[Dataset entries]
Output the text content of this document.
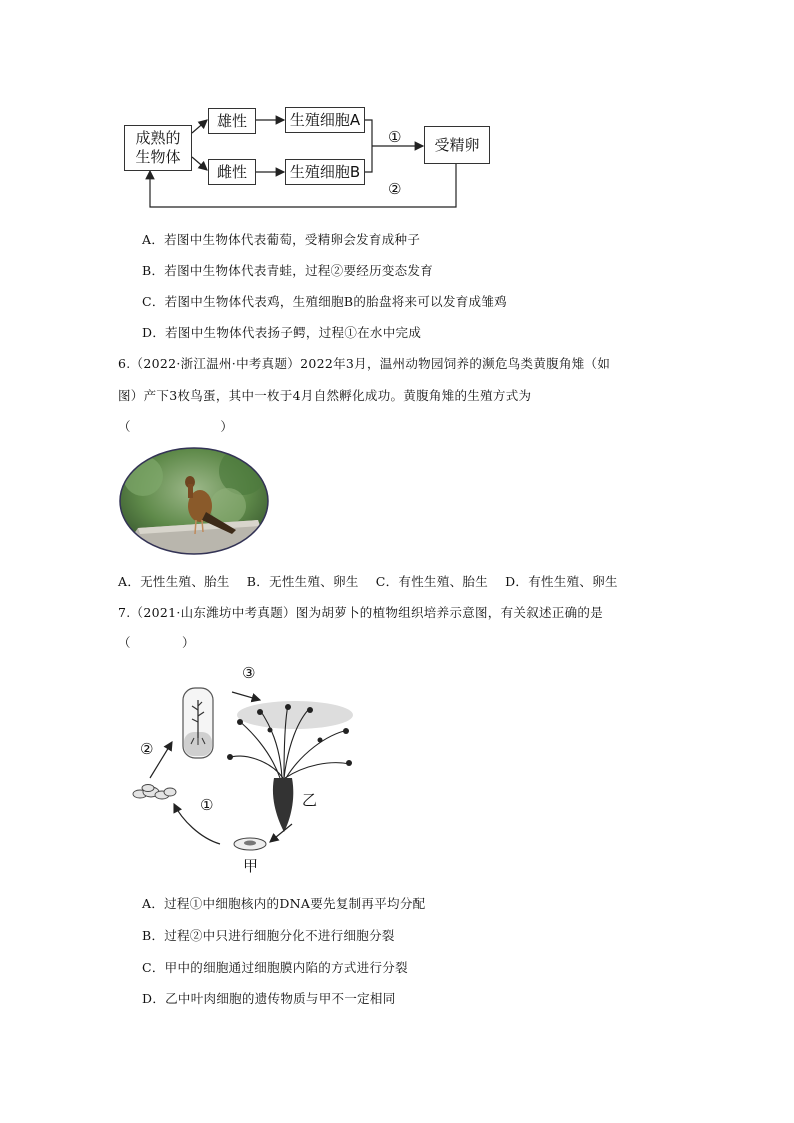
成熟的
生物体
雄性
雌性
生殖细胞A
生殖细胞B
受精卵
①
②
A．若图中生物体代表葡萄，受精卵会发育成种子
B．若图中生物体代表青蛙，过程②要经历变态发育
C．若图中生物体代表鸡，生殖细胞B的胎盘将来可以发育成雏鸡
D．若图中生物体代表扬子鳄，过程①在水中完成
6.（2022·浙江温州·中考真题）2022年3月，温州动物园饲养的濒危鸟类黄腹角雉（如
图）产下3枚鸟蛋，其中一枚于4月自然孵化成功。黄腹角雉的生殖方式为
（　　　　　　　）
A．无性生殖、胎生　 B．无性生殖、卵生　 C．有性生殖、胎生　 D．有性生殖、卵生
7.（2021·山东潍坊中考真题）图为胡萝卜的植物组织培养示意图，有关叙述正确的是
（　　　　）
③
②
①	乙
甲
A．过程①中细胞核内的DNA要先复制再平均分配
B．过程②中只进行细胞分化不进行细胞分裂
C．甲中的细胞通过细胞膜内陷的方式进行分裂
D．乙中叶肉细胞的遗传物质与甲不一定相同
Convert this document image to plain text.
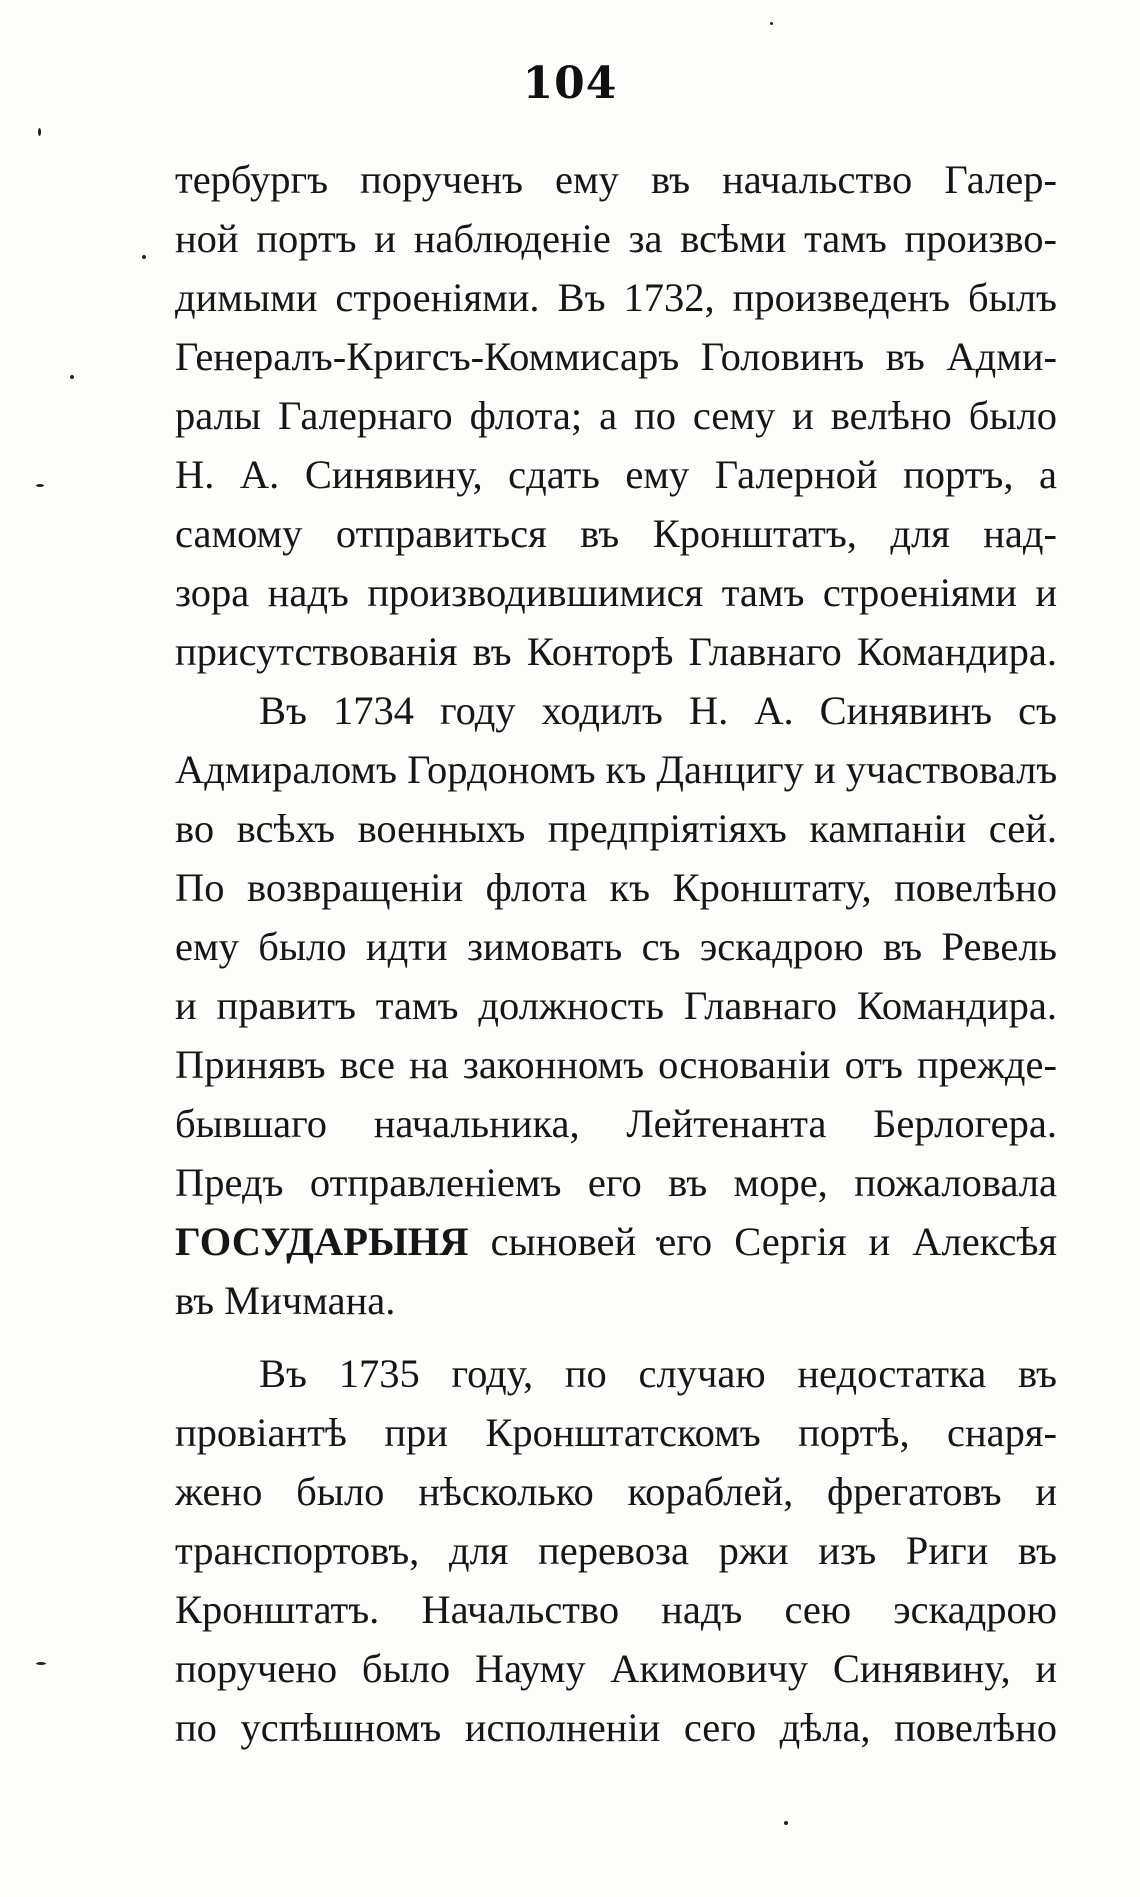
104
тербургъ порученъ ему въ начальство Галер-
ной портъ и наблюденіе за всѣми тамъ произво-
димыми строеніями. Въ 1732, произведенъ былъ
Генералъ-Кригсъ-Коммисаръ Головинъ въ Адми-
ралы Галернаго флота; а по сему и велѣно было
Н. А. Синявину, сдать ему Галерной портъ, а
самому отправиться въ Кронштатъ, для над-
зора надъ производившимися тамъ строеніями и
присутствованія въ Конторѣ Главнаго Командира.
Въ 1734 году ходилъ Н. А. Синявинъ съ
Адмираломъ Гордономъ къ Данцигу и участвовалъ
во всѣхъ военныхъ предпріятіяхъ кампаніи сей.
По возвращеніи флота къ Кронштату, повелѣно
ему было идти зимовать съ эскадрою въ Ревель
и правитъ тамъ должность Главнаго Командира.
Принявъ все на законномъ основаніи отъ прежде-
бывшаго начальника, Лейтенанта Берлогера.
Предъ отправленіемъ его въ море, пожаловала
ГОСУДАРЫНЯ сыновей его Сергія и Алексѣя
въ Мичмана.
Въ 1735 году, по случаю недостатка въ
провіантѣ при Кронштатскомъ портѣ, снаря-
жено было нѣсколько кораблей, фрегатовъ и
транспортовъ, для перевоза ржи изъ Риги въ
Кронштатъ. Начальство надъ сею эскадрою
поручено было Науму Акимовичу Синявину, и
по успѣшномъ исполненіи сего дѣла, повелѣно
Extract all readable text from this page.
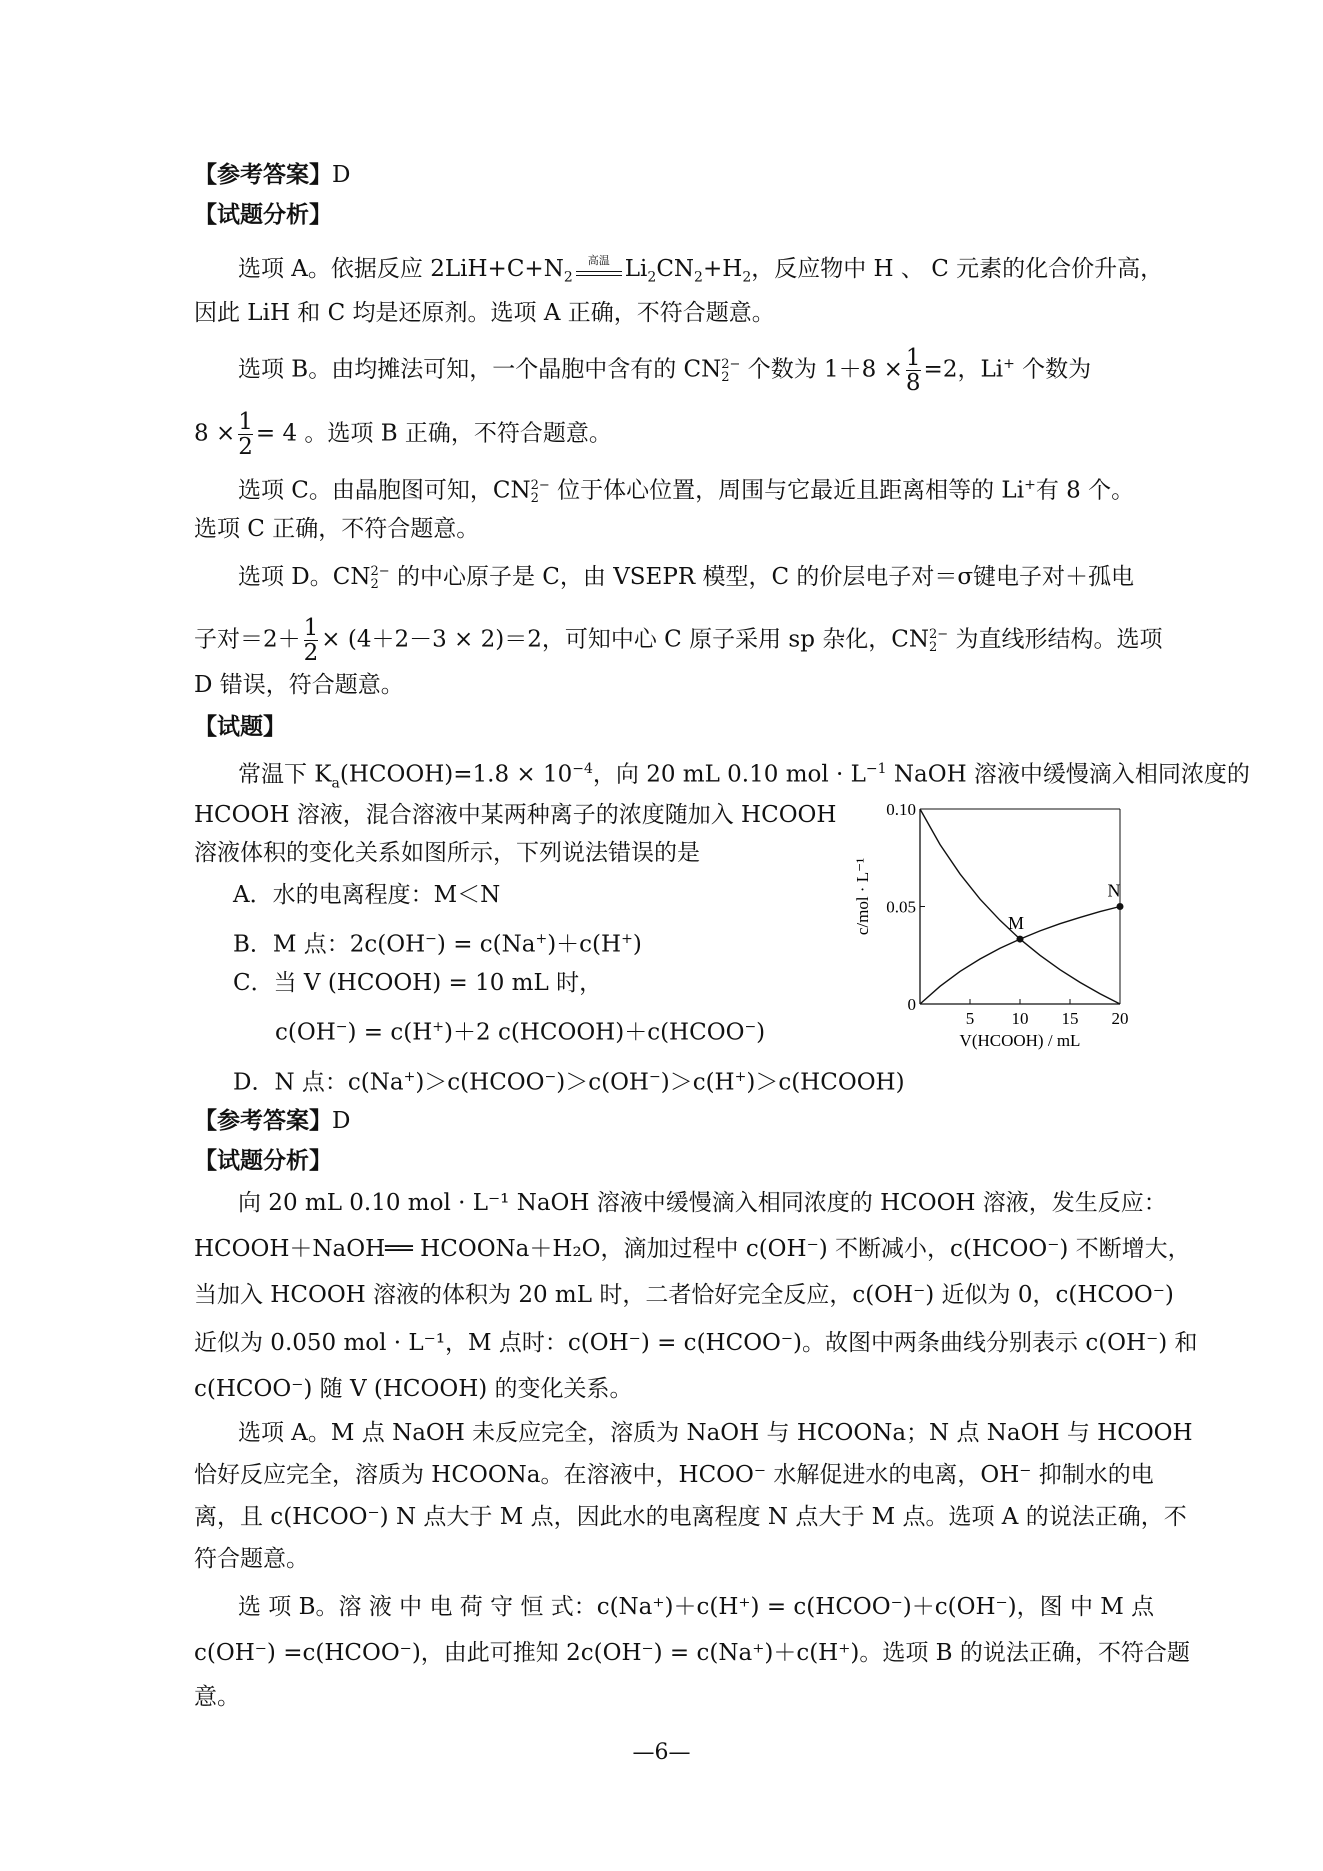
【参考答案】D
【试题分析】
选项 A。依据反应 $2LiH+C+N_2$
高温 $Li_2CN_2+H_2$，反应物中 H 、 C 元素的化合价升高，
因此 LiH 和 C 均是还原剂。选项 A 正确，不符合题意。
选项 B。由均摊法可知，一个晶胞中含有的 CN 2−
2 个数为 $1+8 \times \frac{1}{8} =2$，Li+ 个数为
$8 \times \frac{1}{2} = 4$ 。选项 B 正确，不符合题意。
选项 C。由晶胞图可知，CN 2−
2 位于体心位置，周围与它最近且距离相等的 Li+有 8 个。
选项 C 正确，不符合题意。
选项 D。CN 2−
2 的中心原子是 C，由 VSEPR 模型，C 的价层电子对＝σ键电子对＋孤电
子对$=2+ \frac{1}{2} \times (4+2-3 \times 2)=2$，可知中心 C 原子采用 sp 杂化，CN 2−
2 为直线形结构。选项
D 错误，符合题意。
【试题】
常温下 $K_a(HCOOH)=1.8 \times 10^{-4}$，向 20 mL 0.10 mol · $L^{-1}$ NaOH 溶液中缓慢滴入相同浓度的
HCOOH 溶液，混合溶液中某两种离子的浓度随加入 HCOOH
溶液体积的变化关系如图所示，下列说法错误的是
A．水的电离程度：M＜N
B．M 点：2c(OH−) = c(Na+)＋c(H+)
C．当 V (HCOOH) = 10 mL 时，
c(OH−) = c(H+)＋2 c(HCOOH)＋c(HCOO−)
D．N 点：c(Na+)＞c(HCOO−)＞c(OH−)＞c(H+)＞c(HCOOH)
5 10 15 20
0
0.05
0.10
M
N
V(HCOOH) / mL
c/mol · L⁻¹
【参考答案】D
【试题分析】
向 20 mL 0.10 mol · L⁻¹ NaOH 溶液中缓慢滴入相同浓度的 HCOOH 溶液，发生反应：
HCOOH＋NaOH══ HCOONa＋H₂O，滴加过程中 c(OH⁻) 不断减小，c(HCOO⁻) 不断增大，
当加入 HCOOH 溶液的体积为 20 mL 时，二者恰好完全反应，c(OH⁻) 近似为 0，c(HCOO⁻)
近似为 0.050 mol · L⁻¹，M 点时：c(OH⁻) = c(HCOO⁻)。故图中两条曲线分别表示 c(OH⁻) 和
c(HCOO⁻) 随 V (HCOOH) 的变化关系。
选项 A。M 点 NaOH 未反应完全，溶质为 NaOH 与 HCOONa；N 点 NaOH 与 HCOOH
恰好反应完全，溶质为 HCOONa。在溶液中，HCOO⁻ 水解促进水的电离，OH⁻ 抑制水的电
离，且 c(HCOO⁻) N 点大于 M 点，因此水的电离程度 N 点大于 M 点。选项 A 的说法正确，不
符合题意。
选 项 B。溶 液 中 电 荷 守 恒 式：c(Na⁺)＋c(H⁺) = c(HCOO⁻)＋c(OH⁻)，图 中 M 点
c(OH⁻) =c(HCOO⁻)，由此可推知 2c(OH⁻) = c(Na⁺)＋c(H⁺)。选项 B 的说法正确，不符合题
意。
—6—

Written instruction:
Copy out each line exactly, without the pictures.

Worked solution:
Output the text content of this document.
成熟的
生物体
雄性
雌性
生殖细胞A
生殖细胞B
受精卵
①
②
A．若图中生物体代表葡萄，受精卵会发育成种子
B．若图中生物体代表青蛙，过程②要经历变态发育
C．若图中生物体代表鸡，生殖细胞B的胎盘将来可以发育成雏鸡
D．若图中生物体代表扬子鳄，过程①在水中完成
6.（2022·浙江温州·中考真题）2022年3月，温州动物园饲养的濒危鸟类黄腹角雉（如
图）产下3枚鸟蛋，其中一枚于4月自然孵化成功。黄腹角雉的生殖方式为
（　　　　　　　）
A．无性生殖、胎生　 B．无性生殖、卵生　 C．有性生殖、胎生　 D．有性生殖、卵生
7.（2021·山东潍坊中考真题）图为胡萝卜的植物组织培养示意图，有关叙述正确的是
（　　　　）
③
②
①	乙
甲
A．过程①中细胞核内的DNA要先复制再平均分配
B．过程②中只进行细胞分化不进行细胞分裂
C．甲中的细胞通过细胞膜内陷的方式进行分裂
D．乙中叶肉细胞的遗传物质与甲不一定相同
Convert this document image to plain text.
104
тербургъ порученъ ему въ начальство Галер-
ной портъ и наблюденіе за всѣми тамъ произво-
димыми строеніями. Въ 1732, произведенъ былъ
Генералъ-Кригсъ-Коммисаръ Головинъ въ Адми-
ралы Галернаго флота; а по сему и велѣно было
Н. А. Синявину, сдать ему Галерной портъ, а
самому отправиться въ Кронштатъ, для над-
зора надъ производившимися тамъ строеніями и
присутствованія въ Конторѣ Главнаго Командира.
Въ 1734 году ходилъ Н. А. Синявинъ съ
Адмираломъ Гордономъ къ Данцигу и участвовалъ
во всѣхъ военныхъ предпріятіяхъ кампаніи сей.
По возвращеніи флота къ Кронштату, повелѣно
ему было идти зимовать съ эскадрою въ Ревель
и правитъ тамъ должность Главнаго Командира.
Принявъ все на законномъ основаніи отъ прежде-
бывшаго начальника, Лейтенанта Берлогера.
Предъ отправленіемъ его въ море, пожаловала
ГОСУДАРЫНЯ сыновей его Сергія и Алексѣя
въ Мичмана.
Въ 1735 году, по случаю недостатка въ
провіантѣ при Кронштатскомъ портѣ, снаря-
жено было нѣсколько кораблей, фрегатовъ и
транспортовъ, для перевоза ржи изъ Риги въ
Кронштатъ. Начальство надъ сею эскадрою
поручено было Науму Акимовичу Синявину, и
по успѣшномъ исполненіи сего дѣла, повелѣно
Extract all readable text from this page.
【参考答案】D
【试题分析】
选项 A。依据反应 $2LiH+C+N_2$
高温 $Li_2CN_2+H_2$，反应物中 H 、 C 元素的化合价升高，
因此 LiH 和 C 均是还原剂。选项 A 正确，不符合题意。
选项 B。由均摊法可知，一个晶胞中含有的 CN 2−
2 个数为 $1+8 \times \frac{1}{8} =2$，Li+ 个数为
$8 \times \frac{1}{2} = 4$ 。选项 B 正确，不符合题意。
选项 C。由晶胞图可知，CN 2−
2 位于体心位置，周围与它最近且距离相等的 Li+有 8 个。
选项 C 正确，不符合题意。
选项 D。CN 2−
2 的中心原子是 C，由 VSEPR 模型，C 的价层电子对＝σ键电子对＋孤电
子对$=2+ \frac{1}{2} \times (4+2-3 \times 2)=2$，可知中心 C 原子采用 sp 杂化，CN 2−
2 为直线形结构。选项
D 错误，符合题意。
【试题】
常温下 $K_a(HCOOH)=1.8 \times 10^{-4}$，向 20 mL 0.10 mol · $L^{-1}$ NaOH 溶液中缓慢滴入相同浓度的
HCOOH 溶液，混合溶液中某两种离子的浓度随加入 HCOOH
溶液体积的变化关系如图所示，下列说法错误的是
A．水的电离程度：M＜N
B．M 点：2c(OH−) = c(Na+)＋c(H+)
C．当 V (HCOOH) = 10 mL 时，
c(OH−) = c(H+)＋2 c(HCOOH)＋c(HCOO−)
D．N 点：c(Na+)＞c(HCOO−)＞c(OH−)＞c(H+)＞c(HCOOH)
5 10 15 20
0
0.05
0.10
M
N
V(HCOOH) / mL
c/mol · L⁻¹
【参考答案】D
【试题分析】
向 20 mL 0.10 mol · L⁻¹ NaOH 溶液中缓慢滴入相同浓度的 HCOOH 溶液，发生反应：
HCOOH＋NaOH══ HCOONa＋H₂O，滴加过程中 c(OH⁻) 不断减小，c(HCOO⁻) 不断增大，
当加入 HCOOH 溶液的体积为 20 mL 时，二者恰好完全反应，c(OH⁻) 近似为 0，c(HCOO⁻)
近似为 0.050 mol · L⁻¹，M 点时：c(OH⁻) = c(HCOO⁻)。故图中两条曲线分别表示 c(OH⁻) 和
c(HCOO⁻) 随 V (HCOOH) 的变化关系。
选项 A。M 点 NaOH 未反应完全，溶质为 NaOH 与 HCOONa；N 点 NaOH 与 HCOOH
恰好反应完全，溶质为 HCOONa。在溶液中，HCOO⁻ 水解促进水的电离，OH⁻ 抑制水的电
离，且 c(HCOO⁻) N 点大于 M 点，因此水的电离程度 N 点大于 M 点。选项 A 的说法正确，不
符合题意。
选 项 B。溶 液 中 电 荷 守 恒 式：c(Na⁺)＋c(H⁺) = c(HCOO⁻)＋c(OH⁻)，图 中 M 点
c(OH⁻) =c(HCOO⁻)，由此可推知 2c(OH⁻) = c(Na⁺)＋c(H⁺)。选项 B 的说法正确，不符合题
意。
—6—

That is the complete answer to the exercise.